EXERCISE PROMPT: Repeat the material exactly, leaving nothing out.

ITEMS:
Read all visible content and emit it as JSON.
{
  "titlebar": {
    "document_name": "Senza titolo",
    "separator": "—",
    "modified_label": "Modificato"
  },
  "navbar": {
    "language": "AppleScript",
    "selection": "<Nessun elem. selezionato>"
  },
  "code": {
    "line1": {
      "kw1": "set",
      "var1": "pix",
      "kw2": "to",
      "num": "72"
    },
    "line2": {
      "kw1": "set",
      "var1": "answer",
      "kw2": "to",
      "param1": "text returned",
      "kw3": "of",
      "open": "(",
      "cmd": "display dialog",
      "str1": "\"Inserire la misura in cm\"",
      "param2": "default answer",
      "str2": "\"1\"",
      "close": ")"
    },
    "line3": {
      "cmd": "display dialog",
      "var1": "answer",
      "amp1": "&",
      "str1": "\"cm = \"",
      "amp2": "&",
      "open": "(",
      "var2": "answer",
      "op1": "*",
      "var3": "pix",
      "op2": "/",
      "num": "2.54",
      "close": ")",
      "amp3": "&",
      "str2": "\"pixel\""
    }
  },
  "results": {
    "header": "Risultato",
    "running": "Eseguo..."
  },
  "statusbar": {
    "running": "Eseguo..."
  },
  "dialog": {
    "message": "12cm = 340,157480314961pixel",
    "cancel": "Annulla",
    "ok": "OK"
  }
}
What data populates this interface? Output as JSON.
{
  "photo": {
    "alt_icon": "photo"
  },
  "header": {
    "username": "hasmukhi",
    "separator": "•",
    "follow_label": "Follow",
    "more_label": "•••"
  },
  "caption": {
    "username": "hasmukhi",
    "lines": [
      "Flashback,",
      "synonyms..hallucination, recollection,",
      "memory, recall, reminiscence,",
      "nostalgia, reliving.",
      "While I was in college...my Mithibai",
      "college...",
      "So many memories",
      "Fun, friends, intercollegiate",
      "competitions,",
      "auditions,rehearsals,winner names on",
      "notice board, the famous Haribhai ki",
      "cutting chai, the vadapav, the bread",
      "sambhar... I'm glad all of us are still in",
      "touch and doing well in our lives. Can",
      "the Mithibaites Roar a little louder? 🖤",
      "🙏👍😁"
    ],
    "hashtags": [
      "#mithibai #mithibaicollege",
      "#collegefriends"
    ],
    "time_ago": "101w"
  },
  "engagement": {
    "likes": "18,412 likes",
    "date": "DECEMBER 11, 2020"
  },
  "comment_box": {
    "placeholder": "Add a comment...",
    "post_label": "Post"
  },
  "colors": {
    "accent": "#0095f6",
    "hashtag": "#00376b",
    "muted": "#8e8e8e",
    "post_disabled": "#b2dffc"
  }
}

CORRECT ANSWER:
Read all visible content and emit it as JSON.
{
  "titlebar": {
    "document_name": "Senza titolo",
    "separator": "—",
    "modified_label": "Modificato"
  },
  "navbar": {
    "language": "AppleScript",
    "selection": "<Nessun elem. selezionato>"
  },
  "code": {
    "line1": {
      "kw1": "set",
      "var1": "pix",
      "kw2": "to",
      "num": "72"
    },
    "line2": {
      "kw1": "set",
      "var1": "answer",
      "kw2": "to",
      "param1": "text returned",
      "kw3": "of",
      "open": "(",
      "cmd": "display dialog",
      "str1": "\"Inserire la misura in cm\"",
      "param2": "default answer",
      "str2": "\"1\"",
      "close": ")"
    },
    "line3": {
      "cmd": "display dialog",
      "var1": "answer",
      "amp1": "&",
      "str1": "\"cm = \"",
      "amp2": "&",
      "open": "(",
      "var2": "answer",
      "op1": "*",
      "var3": "pix",
      "op2": "/",
      "num": "2.54",
      "close": ")",
      "amp3": "&",
      "str2": "\"pixel\""
    }
  },
  "results": {
    "header": "Risultato",
    "running": "Eseguo..."
  },
  "statusbar": {
    "running": "Eseguo..."
  },
  "dialog": {
    "message": "12cm = 340,157480314961pixel",
    "cancel": "Annulla",
    "ok": "OK"
  }
}
What data populates this interface? Output as JSON.
{
  "photo": {
    "alt_icon": "photo"
  },
  "header": {
    "username": "hasmukhi",
    "separator": "•",
    "follow_label": "Follow",
    "more_label": "•••"
  },
  "caption": {
    "username": "hasmukhi",
    "lines": [
      "Flashback,",
      "synonyms..hallucination, recollection,",
      "memory, recall, reminiscence,",
      "nostalgia, reliving.",
      "While I was in college...my Mithibai",
      "college...",
      "So many memories",
      "Fun, friends, intercollegiate",
      "competitions,",
      "auditions,rehearsals,winner names on",
      "notice board, the famous Haribhai ki",
      "cutting chai, the vadapav, the bread",
      "sambhar... I'm glad all of us are still in",
      "touch and doing well in our lives. Can",
      "the Mithibaites Roar a little louder? 🖤",
      "🙏👍😁"
    ],
    "hashtags": [
      "#mithibai #mithibaicollege",
      "#collegefriends"
    ],
    "time_ago": "101w"
  },
  "engagement": {
    "likes": "18,412 likes",
    "date": "DECEMBER 11, 2020"
  },
  "comment_box": {
    "placeholder": "Add a comment...",
    "post_label": "Post"
  },
  "colors": {
    "accent": "#0095f6",
    "hashtag": "#00376b",
    "muted": "#8e8e8e",
    "post_disabled": "#b2dffc"
  }
}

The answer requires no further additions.